**** Текст
Моя лояльность к Михаилу Сергеевичу не имела благоразумных рамок. Величие целей ослабляло мое зрение. Что-то порой тревожило меня, но я гнал от себя всякие сварливые мысли. Сдерживало меня и то, что Горбачев — человек обидчивый. И без того газеты писали, что он лишь озвучивает то, о чем говорит ему Яковлев. Я понимаю — ему было досадно читать такое. В конце концов, он настолько обиделся, что все реже и реже стал привлекать меня к конкретной работе. Обойдусь, мол, и без тебя.
Нельзя было не учитывать и другое качество его характера. Он подозрителен. У меня и моих друзей вызывало недоумение то обстоятельство, что Горбачев ни разу не оставил меня вместо себя, когда был в разъездах, ни разу не поручил вести Секретариат, ни разу не назначил официальным докладчиком на ленинских или ноябрьских собраниях. В подобных ролях побывали почти все, кроме меня, хотя я и ведал идеологией. Даже на двух всесоюзных совещаниях по общественным наукам и проблемам просвещения доклады делал Егор Лигачев. То ли Горбачев постоянно «ставил меня на место», поскольку ему внушали, что «Яковлев ведет собственную игру», то ли боялся, что я наговорю в докладах че- го-то лишнего. Не знаю. Мне иногда хотелось напрямую спросить Горбачева, в чем тут дело? Но стеснялся поставить его в «неловкое положение».
********
**** Исходные данные
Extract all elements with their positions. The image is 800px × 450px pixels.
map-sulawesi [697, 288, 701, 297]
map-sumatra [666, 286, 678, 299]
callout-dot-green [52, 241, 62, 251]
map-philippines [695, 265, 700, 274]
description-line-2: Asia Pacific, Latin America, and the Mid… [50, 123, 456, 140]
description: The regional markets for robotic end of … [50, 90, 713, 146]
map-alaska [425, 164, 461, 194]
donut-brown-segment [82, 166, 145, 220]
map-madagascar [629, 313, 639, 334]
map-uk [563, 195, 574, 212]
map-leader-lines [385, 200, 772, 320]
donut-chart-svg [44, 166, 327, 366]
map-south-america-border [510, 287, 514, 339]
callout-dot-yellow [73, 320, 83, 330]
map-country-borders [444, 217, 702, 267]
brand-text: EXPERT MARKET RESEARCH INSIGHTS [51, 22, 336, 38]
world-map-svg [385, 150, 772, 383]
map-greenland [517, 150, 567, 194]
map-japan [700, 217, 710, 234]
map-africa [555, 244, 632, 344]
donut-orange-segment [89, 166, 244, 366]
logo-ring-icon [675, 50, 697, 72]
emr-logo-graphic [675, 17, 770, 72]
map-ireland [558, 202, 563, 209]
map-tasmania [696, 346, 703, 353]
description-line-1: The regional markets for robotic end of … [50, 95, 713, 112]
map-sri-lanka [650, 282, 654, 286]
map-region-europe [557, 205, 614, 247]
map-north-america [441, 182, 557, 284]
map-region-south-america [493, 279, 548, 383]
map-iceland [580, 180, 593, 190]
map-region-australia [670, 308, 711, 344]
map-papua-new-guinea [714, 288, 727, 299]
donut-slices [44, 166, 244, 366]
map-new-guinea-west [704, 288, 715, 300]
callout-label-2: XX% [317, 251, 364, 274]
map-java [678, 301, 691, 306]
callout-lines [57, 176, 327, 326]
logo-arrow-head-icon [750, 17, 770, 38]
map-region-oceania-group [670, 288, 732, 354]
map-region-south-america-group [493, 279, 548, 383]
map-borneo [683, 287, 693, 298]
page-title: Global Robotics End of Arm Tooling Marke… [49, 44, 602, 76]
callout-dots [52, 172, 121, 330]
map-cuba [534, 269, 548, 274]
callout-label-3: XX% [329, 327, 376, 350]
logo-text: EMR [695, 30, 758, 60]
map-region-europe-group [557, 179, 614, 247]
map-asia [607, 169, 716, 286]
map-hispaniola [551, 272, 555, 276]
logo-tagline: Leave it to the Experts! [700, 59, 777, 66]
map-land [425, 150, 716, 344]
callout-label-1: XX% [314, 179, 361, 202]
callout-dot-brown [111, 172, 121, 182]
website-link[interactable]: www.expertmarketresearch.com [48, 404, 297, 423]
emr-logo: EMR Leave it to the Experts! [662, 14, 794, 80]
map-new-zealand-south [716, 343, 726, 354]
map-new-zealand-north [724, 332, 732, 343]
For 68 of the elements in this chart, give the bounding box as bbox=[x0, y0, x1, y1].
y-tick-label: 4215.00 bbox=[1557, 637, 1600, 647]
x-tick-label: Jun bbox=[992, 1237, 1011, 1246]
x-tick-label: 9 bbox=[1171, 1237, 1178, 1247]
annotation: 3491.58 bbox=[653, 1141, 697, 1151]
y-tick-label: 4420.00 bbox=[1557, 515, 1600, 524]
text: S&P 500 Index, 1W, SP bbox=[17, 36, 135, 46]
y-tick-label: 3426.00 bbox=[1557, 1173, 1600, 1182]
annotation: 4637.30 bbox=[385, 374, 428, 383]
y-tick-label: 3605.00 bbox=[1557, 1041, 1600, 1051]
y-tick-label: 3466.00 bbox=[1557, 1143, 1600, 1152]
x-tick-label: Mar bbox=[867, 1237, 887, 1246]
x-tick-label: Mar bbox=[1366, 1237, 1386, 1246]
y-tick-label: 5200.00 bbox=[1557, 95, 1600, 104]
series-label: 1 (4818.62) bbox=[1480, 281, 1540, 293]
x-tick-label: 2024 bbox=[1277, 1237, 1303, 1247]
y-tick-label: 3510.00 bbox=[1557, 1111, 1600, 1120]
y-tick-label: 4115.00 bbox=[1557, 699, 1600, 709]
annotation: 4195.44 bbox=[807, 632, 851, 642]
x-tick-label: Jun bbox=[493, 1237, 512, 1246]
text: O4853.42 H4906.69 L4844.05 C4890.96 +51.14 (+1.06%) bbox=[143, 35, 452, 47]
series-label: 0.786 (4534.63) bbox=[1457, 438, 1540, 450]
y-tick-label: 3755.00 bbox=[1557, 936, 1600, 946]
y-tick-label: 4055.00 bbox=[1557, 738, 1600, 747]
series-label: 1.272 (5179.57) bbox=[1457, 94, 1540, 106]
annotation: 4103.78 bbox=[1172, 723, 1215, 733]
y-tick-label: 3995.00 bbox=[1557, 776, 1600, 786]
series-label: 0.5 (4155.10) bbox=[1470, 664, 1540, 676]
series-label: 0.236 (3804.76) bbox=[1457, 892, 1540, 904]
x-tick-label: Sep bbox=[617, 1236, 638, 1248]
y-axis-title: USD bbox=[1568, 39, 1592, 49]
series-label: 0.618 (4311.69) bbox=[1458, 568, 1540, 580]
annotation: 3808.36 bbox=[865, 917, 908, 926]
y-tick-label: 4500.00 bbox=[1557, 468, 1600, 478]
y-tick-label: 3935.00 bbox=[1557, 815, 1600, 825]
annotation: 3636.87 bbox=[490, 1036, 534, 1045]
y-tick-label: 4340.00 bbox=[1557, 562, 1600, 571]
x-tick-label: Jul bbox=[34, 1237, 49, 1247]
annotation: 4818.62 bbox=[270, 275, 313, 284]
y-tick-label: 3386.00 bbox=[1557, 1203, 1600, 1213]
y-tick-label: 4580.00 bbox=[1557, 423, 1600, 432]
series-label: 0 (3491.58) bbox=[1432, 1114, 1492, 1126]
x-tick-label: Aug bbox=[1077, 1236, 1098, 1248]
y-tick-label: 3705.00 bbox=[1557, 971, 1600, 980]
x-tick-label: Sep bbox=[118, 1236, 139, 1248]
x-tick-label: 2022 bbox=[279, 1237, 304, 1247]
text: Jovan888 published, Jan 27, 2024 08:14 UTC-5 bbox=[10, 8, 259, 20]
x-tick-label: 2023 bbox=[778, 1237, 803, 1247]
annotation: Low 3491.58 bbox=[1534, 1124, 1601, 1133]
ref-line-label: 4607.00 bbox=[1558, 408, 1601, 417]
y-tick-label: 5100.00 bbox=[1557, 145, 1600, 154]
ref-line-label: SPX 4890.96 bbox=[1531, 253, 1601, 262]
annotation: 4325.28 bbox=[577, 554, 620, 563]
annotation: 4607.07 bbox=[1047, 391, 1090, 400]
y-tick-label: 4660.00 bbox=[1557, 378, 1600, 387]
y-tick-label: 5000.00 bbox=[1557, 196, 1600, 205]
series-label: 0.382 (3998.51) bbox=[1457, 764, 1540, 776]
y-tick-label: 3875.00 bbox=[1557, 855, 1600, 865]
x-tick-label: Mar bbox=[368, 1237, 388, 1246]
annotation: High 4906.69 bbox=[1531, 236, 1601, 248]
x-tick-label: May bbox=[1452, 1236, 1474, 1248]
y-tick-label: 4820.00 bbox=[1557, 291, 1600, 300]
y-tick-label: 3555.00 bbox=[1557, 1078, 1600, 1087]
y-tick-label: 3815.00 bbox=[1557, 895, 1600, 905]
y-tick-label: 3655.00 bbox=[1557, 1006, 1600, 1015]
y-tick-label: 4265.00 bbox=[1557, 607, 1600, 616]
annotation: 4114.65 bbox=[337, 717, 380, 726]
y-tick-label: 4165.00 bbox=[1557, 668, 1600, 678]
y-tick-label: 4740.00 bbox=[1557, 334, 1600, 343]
********
▶ [Задание] Перепишите отрывок текста начиная со слов «Моя лояльность к» и до слов «и без тебя.» включительно, заменив «газеты» на «журналы».

▶ [Решение]
Моя лояльность к Михаилу Сергеевичу не имела благоразумных рамок. Величие целей ослабляло мое зрение. Что-то порой тревожило меня, но я гнал от себя всякие сварливые мысли. Сдерживало меня и то, что Горбачев — человек обидчивый. И без того журналы писали, что он лишь озвучивает то, о чем говорит ему Яковлев. Я понимаю — ему было досадно читать такое. В конце концов, он настолько обиделся, что все реже и реже стал привлекать меня к конкретной работе. Обойдусь, мол, и без тебя.